*** Passage provided Section Begins ***

Consider this triad, and whether it is logically consistent:
1. The man Jesus = the 2nd Person of the Trinity.
2. The 2nd Person of the Trinity exists necessarily.
3. The man Jesus does not exist necessarily.
Each of these propositions is one that a Christian who understands his doctrine ought to accept. But how can they all be true? In the presence of the Indiscernibility of Identicals, the above triad appears inconsistent: The conjunction of (1) and (2) entails the negation of (3). Can this apparent inconsistency be shown to be merely apparent?
Reduplicatives to the rescue. Say this:
4. Jesus qua 2nd Person exists necessarily while Jesus qua man does not exist necessarily.
5. Jesus exists necessarily & Jesus does not exist necessarily.

*** Passage provided Section Ends ***
*** Data section Section Begins ***

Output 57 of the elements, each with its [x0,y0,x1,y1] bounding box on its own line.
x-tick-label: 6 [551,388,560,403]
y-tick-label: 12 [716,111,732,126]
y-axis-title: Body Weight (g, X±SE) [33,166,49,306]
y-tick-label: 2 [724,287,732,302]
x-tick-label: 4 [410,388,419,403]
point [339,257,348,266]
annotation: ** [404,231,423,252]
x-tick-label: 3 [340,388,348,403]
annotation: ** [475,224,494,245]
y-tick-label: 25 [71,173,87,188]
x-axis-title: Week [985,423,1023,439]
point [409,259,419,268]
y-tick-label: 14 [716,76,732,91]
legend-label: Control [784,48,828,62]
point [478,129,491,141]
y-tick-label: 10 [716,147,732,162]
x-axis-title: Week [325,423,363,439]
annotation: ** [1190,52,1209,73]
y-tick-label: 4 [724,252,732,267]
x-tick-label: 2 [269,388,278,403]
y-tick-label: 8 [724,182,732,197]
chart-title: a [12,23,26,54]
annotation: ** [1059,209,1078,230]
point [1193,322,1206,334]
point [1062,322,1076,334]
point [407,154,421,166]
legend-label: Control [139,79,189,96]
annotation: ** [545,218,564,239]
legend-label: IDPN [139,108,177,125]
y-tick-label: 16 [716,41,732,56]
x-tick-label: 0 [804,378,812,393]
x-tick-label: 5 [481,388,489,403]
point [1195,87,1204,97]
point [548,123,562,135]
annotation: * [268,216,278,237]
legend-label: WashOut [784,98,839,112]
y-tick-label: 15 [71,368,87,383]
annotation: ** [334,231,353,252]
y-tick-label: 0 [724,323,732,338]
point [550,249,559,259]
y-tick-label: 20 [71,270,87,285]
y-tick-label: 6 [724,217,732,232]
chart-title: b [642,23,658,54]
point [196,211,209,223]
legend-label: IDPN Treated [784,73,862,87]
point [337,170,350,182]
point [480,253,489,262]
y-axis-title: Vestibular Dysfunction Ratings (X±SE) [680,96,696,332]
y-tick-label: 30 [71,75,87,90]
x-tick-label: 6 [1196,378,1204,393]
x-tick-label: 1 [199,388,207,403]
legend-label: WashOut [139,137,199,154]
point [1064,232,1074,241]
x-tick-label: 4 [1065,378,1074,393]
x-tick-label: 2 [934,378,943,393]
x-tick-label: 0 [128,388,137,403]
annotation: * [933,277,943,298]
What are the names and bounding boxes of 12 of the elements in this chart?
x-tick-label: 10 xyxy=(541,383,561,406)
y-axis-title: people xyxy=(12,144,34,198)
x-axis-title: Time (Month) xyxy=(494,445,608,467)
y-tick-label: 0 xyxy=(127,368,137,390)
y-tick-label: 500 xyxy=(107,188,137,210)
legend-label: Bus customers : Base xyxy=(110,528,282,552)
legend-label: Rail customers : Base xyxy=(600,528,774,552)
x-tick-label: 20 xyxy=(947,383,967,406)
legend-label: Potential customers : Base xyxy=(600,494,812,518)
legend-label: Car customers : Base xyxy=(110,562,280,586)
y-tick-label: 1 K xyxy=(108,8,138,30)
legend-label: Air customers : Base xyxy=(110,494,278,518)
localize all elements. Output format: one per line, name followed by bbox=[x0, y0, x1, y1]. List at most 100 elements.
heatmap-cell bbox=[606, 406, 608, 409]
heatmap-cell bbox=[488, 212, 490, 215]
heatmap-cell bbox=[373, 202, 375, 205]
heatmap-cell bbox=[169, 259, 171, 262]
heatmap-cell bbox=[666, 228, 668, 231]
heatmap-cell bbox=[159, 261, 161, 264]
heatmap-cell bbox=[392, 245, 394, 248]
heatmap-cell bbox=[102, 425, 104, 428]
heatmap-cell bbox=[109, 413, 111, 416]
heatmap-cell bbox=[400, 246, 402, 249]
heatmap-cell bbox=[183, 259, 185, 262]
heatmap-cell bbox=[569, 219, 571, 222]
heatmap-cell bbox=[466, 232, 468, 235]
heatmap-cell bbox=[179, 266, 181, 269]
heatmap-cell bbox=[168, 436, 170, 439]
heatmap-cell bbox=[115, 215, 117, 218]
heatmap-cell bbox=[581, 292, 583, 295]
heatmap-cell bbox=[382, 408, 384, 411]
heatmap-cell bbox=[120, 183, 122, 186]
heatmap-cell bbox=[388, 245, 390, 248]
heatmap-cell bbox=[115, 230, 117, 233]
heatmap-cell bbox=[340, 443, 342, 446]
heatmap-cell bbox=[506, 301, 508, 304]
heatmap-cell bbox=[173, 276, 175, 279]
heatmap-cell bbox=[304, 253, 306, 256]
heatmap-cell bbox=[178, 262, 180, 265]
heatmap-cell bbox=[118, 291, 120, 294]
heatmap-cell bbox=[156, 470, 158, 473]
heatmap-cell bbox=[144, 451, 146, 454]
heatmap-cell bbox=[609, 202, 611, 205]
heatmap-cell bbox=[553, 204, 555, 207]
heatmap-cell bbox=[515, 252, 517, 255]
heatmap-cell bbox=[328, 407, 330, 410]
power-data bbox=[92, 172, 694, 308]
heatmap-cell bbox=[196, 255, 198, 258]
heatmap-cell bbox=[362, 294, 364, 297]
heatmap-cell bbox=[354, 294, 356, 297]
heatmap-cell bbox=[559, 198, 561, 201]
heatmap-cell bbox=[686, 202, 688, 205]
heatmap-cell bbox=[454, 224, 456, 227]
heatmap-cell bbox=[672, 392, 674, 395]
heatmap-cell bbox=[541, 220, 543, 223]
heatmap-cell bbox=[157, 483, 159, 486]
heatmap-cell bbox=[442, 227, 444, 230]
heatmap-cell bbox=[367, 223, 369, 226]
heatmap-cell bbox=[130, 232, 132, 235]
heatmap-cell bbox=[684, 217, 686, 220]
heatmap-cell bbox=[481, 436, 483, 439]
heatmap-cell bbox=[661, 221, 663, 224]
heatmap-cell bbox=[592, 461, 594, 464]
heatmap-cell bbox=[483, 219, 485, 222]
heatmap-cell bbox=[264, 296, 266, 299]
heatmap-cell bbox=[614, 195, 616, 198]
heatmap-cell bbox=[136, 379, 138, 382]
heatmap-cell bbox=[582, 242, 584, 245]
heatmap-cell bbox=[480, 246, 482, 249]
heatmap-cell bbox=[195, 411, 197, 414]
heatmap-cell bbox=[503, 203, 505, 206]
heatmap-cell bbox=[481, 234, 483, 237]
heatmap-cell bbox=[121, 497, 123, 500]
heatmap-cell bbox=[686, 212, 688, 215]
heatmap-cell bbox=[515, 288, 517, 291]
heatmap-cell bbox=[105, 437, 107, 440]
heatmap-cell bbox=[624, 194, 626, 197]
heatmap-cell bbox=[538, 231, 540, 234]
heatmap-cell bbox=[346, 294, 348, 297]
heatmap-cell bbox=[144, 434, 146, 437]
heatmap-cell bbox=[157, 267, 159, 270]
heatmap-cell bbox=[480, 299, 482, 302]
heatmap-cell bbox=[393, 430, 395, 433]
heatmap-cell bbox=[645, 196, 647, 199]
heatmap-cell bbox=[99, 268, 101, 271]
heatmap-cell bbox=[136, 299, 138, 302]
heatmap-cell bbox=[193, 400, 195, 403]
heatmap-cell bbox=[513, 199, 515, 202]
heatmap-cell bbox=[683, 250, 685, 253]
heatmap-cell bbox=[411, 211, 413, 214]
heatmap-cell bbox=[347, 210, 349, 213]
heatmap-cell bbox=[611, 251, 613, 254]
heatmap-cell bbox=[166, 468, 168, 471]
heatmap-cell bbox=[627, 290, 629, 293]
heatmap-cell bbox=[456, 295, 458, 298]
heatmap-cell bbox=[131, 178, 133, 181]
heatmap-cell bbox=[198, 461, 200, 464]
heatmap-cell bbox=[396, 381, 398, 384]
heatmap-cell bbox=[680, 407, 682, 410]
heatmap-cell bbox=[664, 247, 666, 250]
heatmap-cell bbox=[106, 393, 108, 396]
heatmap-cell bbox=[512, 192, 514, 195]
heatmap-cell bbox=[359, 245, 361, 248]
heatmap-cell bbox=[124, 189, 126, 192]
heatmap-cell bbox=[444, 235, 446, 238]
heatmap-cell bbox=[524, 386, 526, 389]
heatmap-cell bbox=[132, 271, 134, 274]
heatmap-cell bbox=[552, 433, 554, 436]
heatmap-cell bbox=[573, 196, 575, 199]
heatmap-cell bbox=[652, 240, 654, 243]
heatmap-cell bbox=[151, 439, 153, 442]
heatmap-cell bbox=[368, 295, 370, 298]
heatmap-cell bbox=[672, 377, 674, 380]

*** Data section Section Ends ***

Parts of the exercise:
1. Copy the passage on the Trinity triad word for word, from "3. The man Jesus" up to and including "necessarily & Jesus does not exist necessarily.".
2. According to the passage on the Trinity triad, why does the set of three propositions appear inconsistent?

Task solutions:
1.
3. The man Jesus does not exist necessarily.
Each of these propositions is one that a Christian who understands his doctrine ought to accept. But how can they all be true? In the presence of the Indiscernibility of Identicals, the above triad appears inconsistent: The conjunction of (1) and (2) entails the negation of (3). Can this apparent inconsistency be shown to be merely apparent?
Reduplicatives to the rescue. Say this:
4. Jesus qua 2nd Person exists necessarily while Jesus qua man does not exist necessarily.
5. Jesus exists necessarily & Jesus does not exist necessarily.

2. The Indiscernibility of Identicals applies. Under it, propositions (1) and (2) together entail the negation of (3). If the man Jesus is the 2nd Person of the Trinity, and that Person exists necessarily, then the man Jesus would exist necessarily.